> **EXTRACTED TEXT**:
=== Section Start ===
Q. We fell in love with this house because there was a perfect place for the Christmas tree - in the front hall beside the stairs! I've been widowed for four years - no tree, too sentimental - but this year I'm ready. The trouble is that my family, including my new romantic interest, thinks it's crazy. Maybe I should settle for a garland of greens down the stair rail? Or maybe this is not really a question about decorating?

A. What could be more decorative than Christmas with all the trimmings! And what could be more healing than a great, sparkling evergreen soaring up the stair well?

Never mind that Christmas trees trace back to pagan customs. Even the heathen can appreciate their festive effect on all the senses, from the twinkle of the tree lights to the smell of the Great Outdoors, brought inside for a precious few weeks every winter.

No wonder, then, that Christmas trees, greens and other decorations fill both smaller private houses and great historic home that are open to the public with special zest this time of year - a fact not lost on authors Patricia Hart McMillan and Katharine Kaye McMillan.

Also an interior designer (Pat) and a psychologist (Katharine), the mother/daughter team celebrates the season in two colorful volumes, "Christmas at Historic Houses" (Schiffer Publishing, schifferbooks.com). Their books take us on a tour of remarkable houses both here and abroad, all in their best holiday dress.

As the authors point out: "Christmas is the best of times in which to visit Historic Houses." The decorations, designed and installed by true artists, will not only raise your holiday spirits, they'll send you away with souvenir ideas to try at home … even if "home" is a far cry from the palatial Biltmore Estate in Asheville, North Carolina, pictured here in the Christmas glory that attracts some 250,00 visitors from November to January.
=== Section End ===
> **ACTION ITEM A**:
Answer these questions from the Christmas decorating column:
(i) How long has the letter writer been widowed?
(ii) What professions do Patricia Hart McMillan and Katharine Kaye McMillan have?
(iii) Where is the Biltmore Estate?
> **ACTION ITEM B**:
Write the next part of the Christmas decorating column, picking up after its final sentence.
The lines that follow come from a different source than the Christmas decorating column.

> **THE DATA**:
=== Section Start ===
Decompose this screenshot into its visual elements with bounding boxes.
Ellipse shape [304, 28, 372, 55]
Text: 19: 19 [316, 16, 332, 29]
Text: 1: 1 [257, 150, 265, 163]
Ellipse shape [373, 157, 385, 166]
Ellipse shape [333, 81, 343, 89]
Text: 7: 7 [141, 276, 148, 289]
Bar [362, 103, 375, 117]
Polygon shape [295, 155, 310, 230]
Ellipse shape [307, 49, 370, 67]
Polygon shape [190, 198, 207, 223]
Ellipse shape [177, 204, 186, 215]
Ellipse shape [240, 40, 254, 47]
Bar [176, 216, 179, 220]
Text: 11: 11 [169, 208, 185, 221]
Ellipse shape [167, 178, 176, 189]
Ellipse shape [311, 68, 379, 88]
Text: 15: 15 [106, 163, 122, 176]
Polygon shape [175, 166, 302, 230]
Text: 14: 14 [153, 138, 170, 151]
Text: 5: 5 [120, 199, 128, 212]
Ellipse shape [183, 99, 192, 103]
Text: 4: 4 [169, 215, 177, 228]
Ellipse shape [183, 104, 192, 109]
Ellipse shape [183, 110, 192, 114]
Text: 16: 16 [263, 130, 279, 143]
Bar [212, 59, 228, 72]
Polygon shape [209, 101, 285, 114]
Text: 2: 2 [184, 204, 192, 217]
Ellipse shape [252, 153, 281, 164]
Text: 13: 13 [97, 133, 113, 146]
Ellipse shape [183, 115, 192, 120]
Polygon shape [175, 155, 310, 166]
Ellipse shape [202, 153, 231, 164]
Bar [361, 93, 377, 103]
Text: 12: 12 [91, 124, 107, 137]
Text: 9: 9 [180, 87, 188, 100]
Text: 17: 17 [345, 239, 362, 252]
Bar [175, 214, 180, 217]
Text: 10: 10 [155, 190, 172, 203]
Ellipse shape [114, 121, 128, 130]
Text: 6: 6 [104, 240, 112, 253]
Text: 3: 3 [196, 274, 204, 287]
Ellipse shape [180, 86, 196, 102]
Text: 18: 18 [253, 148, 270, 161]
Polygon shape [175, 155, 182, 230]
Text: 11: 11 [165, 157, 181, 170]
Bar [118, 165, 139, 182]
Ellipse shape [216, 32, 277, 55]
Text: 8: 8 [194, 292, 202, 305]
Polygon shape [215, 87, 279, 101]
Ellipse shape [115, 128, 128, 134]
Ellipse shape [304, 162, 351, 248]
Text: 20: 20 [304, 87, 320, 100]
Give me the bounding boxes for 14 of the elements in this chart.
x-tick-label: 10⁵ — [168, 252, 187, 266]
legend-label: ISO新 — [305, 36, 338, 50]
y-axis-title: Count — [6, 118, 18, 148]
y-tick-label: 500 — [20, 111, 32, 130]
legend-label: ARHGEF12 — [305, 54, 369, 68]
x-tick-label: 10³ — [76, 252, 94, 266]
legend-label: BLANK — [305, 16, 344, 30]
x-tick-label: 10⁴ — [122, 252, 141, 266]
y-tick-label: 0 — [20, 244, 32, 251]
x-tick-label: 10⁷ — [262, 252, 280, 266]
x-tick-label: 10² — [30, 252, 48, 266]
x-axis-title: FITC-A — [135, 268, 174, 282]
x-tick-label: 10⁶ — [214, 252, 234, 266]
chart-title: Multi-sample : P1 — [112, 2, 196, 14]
=== Section End ===
> **EXERCISE RESPONSE A**:
(i) Four years.
(ii) Pat is an interior designer and Katharine is a psychologist.
(iii) Asheville, North Carolina.

> **EXERCISE RESPONSE B**:
They flock to admire decorations that start going up in mid-October (planning takes all year long). Which is understandable when you're dealing with more than 100 trees, 1,000-plus wreaths, l, 500 poinsettias and 20,000 feet of garland. The photo we show here pictures the nearly 40-foot evergreen in the estate's legendary Banquet Hall (3,000 square feet with 70-foot ceilings). The tree wears more than 1,000 ornaments, each painstakingly hung by hand.

Over the top, or "OTT," as the Brits say?

Actually, the outsized annual celebration is an appropriate paean to George W. Vanderbilt, the man who built the immense Renaissance-style château just in time to throw its inaugural party on Christmas Eve, 1895. His grandson, William Amherst Vanderbilt Cecil - who, the McMillans write, "slid down Biltmore's banisters as a boy" - carries on the festive tradition more than a century later.

Still America's largest private home, the Biltmore is worth the trip any time of year. Just bring your best hiking shoes: There are 250 or so rooms under its four-acre roof - including surprises like six portraits by John Singer Sargent. Outside, the 8,000 acres include gardens designed by Frederick Law Olmsted, plus woods, fields and an active vineyard.